(Objective): Copy the material that follows word for word and omit its pictures.

(Stored rows):

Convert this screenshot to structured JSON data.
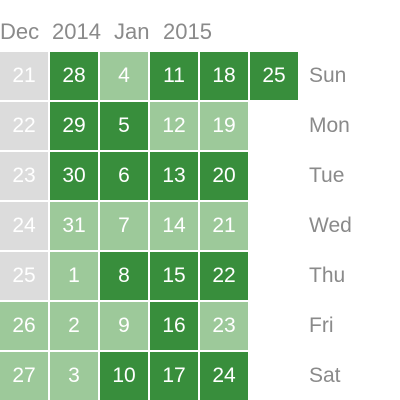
{
  "months": [
    "Dec",
    "2014",
    "Jan",
    "2015"
  ],
  "weekdays": [
    "Sun",
    "Mon",
    "Tue",
    "Wed",
    "Thu",
    "Fri",
    "Sat"
  ],
  "colors": {
    "empty": "#dcdcdc",
    "light": "#9dc99a",
    "dark": "#388e3c",
    "label": "#8a8a8a"
  },
  "weeks": [
    [
      {
        "day": "21",
        "level": 0
      },
      {
        "day": "22",
        "level": 0
      },
      {
        "day": "23",
        "level": 0
      },
      {
        "day": "24",
        "level": 0
      },
      {
        "day": "25",
        "level": 0
      },
      {
        "day": "26",
        "level": 1
      },
      {
        "day": "27",
        "level": 1
      }
    ],
    [
      {
        "day": "28",
        "level": 2
      },
      {
        "day": "29",
        "level": 2
      },
      {
        "day": "30",
        "level": 2
      },
      {
        "day": "31",
        "level": 1
      },
      {
        "day": "1",
        "level": 1
      },
      {
        "day": "2",
        "level": 1
      },
      {
        "day": "3",
        "level": 1
      }
    ],
    [
      {
        "day": "4",
        "level": 1
      },
      {
        "day": "5",
        "level": 2
      },
      {
        "day": "6",
        "level": 2
      },
      {
        "day": "7",
        "level": 1
      },
      {
        "day": "8",
        "level": 2
      },
      {
        "day": "9",
        "level": 1
      },
      {
        "day": "10",
        "level": 2
      }
    ],
    [
      {
        "day": "11",
        "level": 2
      },
      {
        "day": "12",
        "level": 1
      },
      {
        "day": "13",
        "level": 2
      },
      {
        "day": "14",
        "level": 1
      },
      {
        "day": "15",
        "level": 2
      },
      {
        "day": "16",
        "level": 2
      },
      {
        "day": "17",
        "level": 2
      }
    ],
    [
      {
        "day": "18",
        "level": 2
      },
      {
        "day": "19",
        "level": 1
      },
      {
        "day": "20",
        "level": 2
      },
      {
        "day": "21",
        "level": 1
      },
      {
        "day": "22",
        "level": 2
      },
      {
        "day": "23",
        "level": 1
      },
      {
        "day": "24",
        "level": 2
      }
    ],
    [
      {
        "day": "25",
        "level": 2
      }
    ]
  ]
}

(Answer):
Convert this screenshot to structured JSON data.
{
  "months": [
    "Dec",
    "2014",
    "Jan",
    "2015"
  ],
  "weekdays": [
    "Sun",
    "Mon",
    "Tue",
    "Wed",
    "Thu",
    "Fri",
    "Sat"
  ],
  "colors": {
    "empty": "#dcdcdc",
    "light": "#9dc99a",
    "dark": "#388e3c",
    "label": "#8a8a8a"
  },
  "weeks": [
    [
      {
        "day": "21",
        "level": 0
      },
      {
        "day": "22",
        "level": 0
      },
      {
        "day": "23",
        "level": 0
      },
      {
        "day": "24",
        "level": 0
      },
      {
        "day": "25",
        "level": 0
      },
      {
        "day": "26",
        "level": 1
      },
      {
        "day": "27",
        "level": 1
      }
    ],
    [
      {
        "day": "28",
        "level": 2
      },
      {
        "day": "29",
        "level": 2
      },
      {
        "day": "30",
        "level": 2
      },
      {
        "day": "31",
        "level": 1
      },
      {
        "day": "1",
        "level": 1
      },
      {
        "day": "2",
        "level": 1
      },
      {
        "day": "3",
        "level": 1
      }
    ],
    [
      {
        "day": "4",
        "level": 1
      },
      {
        "day": "5",
        "level": 2
      },
      {
        "day": "6",
        "level": 2
      },
      {
        "day": "7",
        "level": 1
      },
      {
        "day": "8",
        "level": 2
      },
      {
        "day": "9",
        "level": 1
      },
      {
        "day": "10",
        "level": 2
      }
    ],
    [
      {
        "day": "11",
        "level": 2
      },
      {
        "day": "12",
        "level": 1
      },
      {
        "day": "13",
        "level": 2
      },
      {
        "day": "14",
        "level": 1
      },
      {
        "day": "15",
        "level": 2
      },
      {
        "day": "16",
        "level": 2
      },
      {
        "day": "17",
        "level": 2
      }
    ],
    [
      {
        "day": "18",
        "level": 2
      },
      {
        "day": "19",
        "level": 1
      },
      {
        "day": "20",
        "level": 2
      },
      {
        "day": "21",
        "level": 1
      },
      {
        "day": "22",
        "level": 2
      },
      {
        "day": "23",
        "level": 1
      },
      {
        "day": "24",
        "level": 2
      }
    ],
    [
      {
        "day": "25",
        "level": 2
      }
    ]
  ]
}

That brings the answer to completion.